INSTRUCTIONS:
• A. In the account of the classroom music lesson, swap "first group" for "second group" and give the passage again, starting with "The structure of" and going on through "other music classes.".
• B. Retype, character for character, the lines of the records starting with the line with "legend-label-2025: 2025: [317, 227, 355, 246]" and going on through the line with "x-tick-label: 70%: [939, 484, 964, 498]".

SUPPLIED TEXT:
^^^^^^^^^^^^^^^^

In the above image, a note is represented by the a dot placed on a vertical bar and the distance from that dot to the next dot on a vertical bar. Students alternatively made interesting rhythms by hand and drew them out on the paper interface.

 

First Group

The structure of our lesson was to start with asking the children about music and having them make music with their bodies. We asked the first group about their interest in music, which got many of them excited. We went around asking them if they could tap out a rhythm; nearly all of them were able to make music, and many of them produced very interesting patterns. They showed a clear interest in music and a great sense of rhythm; a few of them even mentioned that they were familiar with rhythms from chorus and other music classes.

At this point we handed out the worksheets, which had three charts on them broken up into fractions. We could see many of the students roll their eyes, because they could see that work was involved. We tried to have them recreate a beat produced by other students while explaining how to write music on the chart. We passed out markers for them to write with, trying to give everyone their favorite color, but there was a lot of fighting over the colors that they got. Writing the rhythm proved to be a struggle as well; we were relying on our ability to explain the concepts to them, but it was hard to translate the tapped rhythm onto the sheet. A few of them tried to count the number of taps in the rhythm and drew a circle for each of them on the paper without spacing them out to show how one note lasts longer than another. Even those who had drawn a properly-spaced rhythm had no way of knowing if their answer was correct; the abstraction of the written music made it hard to test.

^^^^^^^^^^^^^^^^

RECORDS FOR THIS EXERCISE:
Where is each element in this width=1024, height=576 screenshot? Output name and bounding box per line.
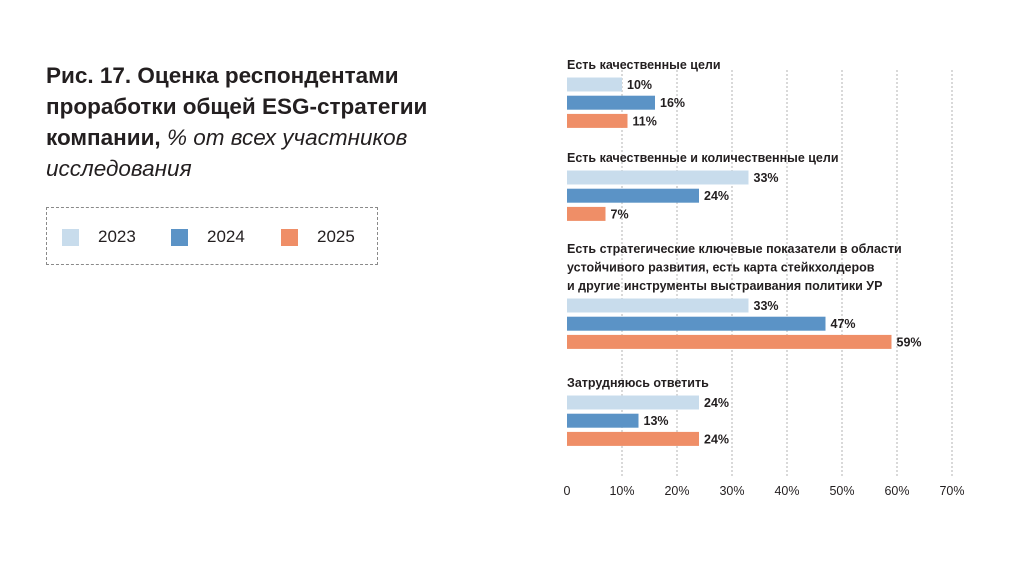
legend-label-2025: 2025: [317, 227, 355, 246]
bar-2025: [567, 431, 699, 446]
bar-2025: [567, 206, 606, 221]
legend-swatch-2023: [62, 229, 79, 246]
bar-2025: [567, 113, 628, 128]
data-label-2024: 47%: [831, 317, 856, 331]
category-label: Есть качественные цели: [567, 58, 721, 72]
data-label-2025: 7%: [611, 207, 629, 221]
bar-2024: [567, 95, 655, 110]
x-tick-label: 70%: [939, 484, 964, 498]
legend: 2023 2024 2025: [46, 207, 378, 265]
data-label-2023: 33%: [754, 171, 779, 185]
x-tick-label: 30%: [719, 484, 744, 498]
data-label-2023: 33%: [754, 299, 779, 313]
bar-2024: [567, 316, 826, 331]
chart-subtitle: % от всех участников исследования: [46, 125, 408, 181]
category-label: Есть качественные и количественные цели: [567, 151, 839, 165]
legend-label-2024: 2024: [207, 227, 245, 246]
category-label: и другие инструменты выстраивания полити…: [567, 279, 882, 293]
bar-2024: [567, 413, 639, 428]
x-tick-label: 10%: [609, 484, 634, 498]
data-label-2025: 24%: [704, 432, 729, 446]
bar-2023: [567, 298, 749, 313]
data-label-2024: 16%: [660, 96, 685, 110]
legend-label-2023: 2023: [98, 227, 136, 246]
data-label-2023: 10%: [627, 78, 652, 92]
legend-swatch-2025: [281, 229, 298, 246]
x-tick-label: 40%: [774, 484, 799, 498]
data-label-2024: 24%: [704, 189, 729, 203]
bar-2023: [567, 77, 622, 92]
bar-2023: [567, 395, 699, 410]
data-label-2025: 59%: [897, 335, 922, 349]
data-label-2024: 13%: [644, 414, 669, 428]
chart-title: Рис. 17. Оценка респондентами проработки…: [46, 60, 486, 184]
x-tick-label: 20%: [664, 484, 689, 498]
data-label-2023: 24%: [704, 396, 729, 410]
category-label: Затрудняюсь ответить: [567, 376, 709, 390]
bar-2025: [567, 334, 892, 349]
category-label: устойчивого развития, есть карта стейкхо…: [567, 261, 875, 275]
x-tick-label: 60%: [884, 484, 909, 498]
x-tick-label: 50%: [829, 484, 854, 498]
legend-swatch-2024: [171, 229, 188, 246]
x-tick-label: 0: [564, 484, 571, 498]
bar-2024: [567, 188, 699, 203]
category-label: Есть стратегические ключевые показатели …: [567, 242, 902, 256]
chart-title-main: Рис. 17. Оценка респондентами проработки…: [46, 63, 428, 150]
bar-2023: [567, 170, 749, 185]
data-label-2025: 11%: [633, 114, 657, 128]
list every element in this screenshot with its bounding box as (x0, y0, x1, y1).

^^^^^^^^^^^^^^^^

ANSWERS TO THE EXERCISE:
• A.
The structure of our lesson was to start with asking the children about music and having them make music with their bodies. We asked the second group about their interest in music, which got many of them excited. We went around asking them if they could tap out a rhythm; nearly all of them were able to make music, and many of them produced very interesting patterns. They showed a clear interest in music and a great sense of rhythm; a few of them even mentioned that they were familiar with rhythms from chorus and other music classes.

• B.
legend-label-2025: 2025: [317, 227, 355, 246]
bar-2025: [567, 431, 699, 446]
bar-2025: [567, 206, 606, 221]
legend-swatch-2023: [62, 229, 79, 246]
bar-2025: [567, 113, 628, 128]
data-label-2024: 47%: [831, 317, 856, 331]
category-label: Есть качественные цели: [567, 58, 721, 72]
data-label-2025: 7%: [611, 207, 629, 221]
bar-2024: [567, 95, 655, 110]
x-tick-label: 70%: [939, 484, 964, 498]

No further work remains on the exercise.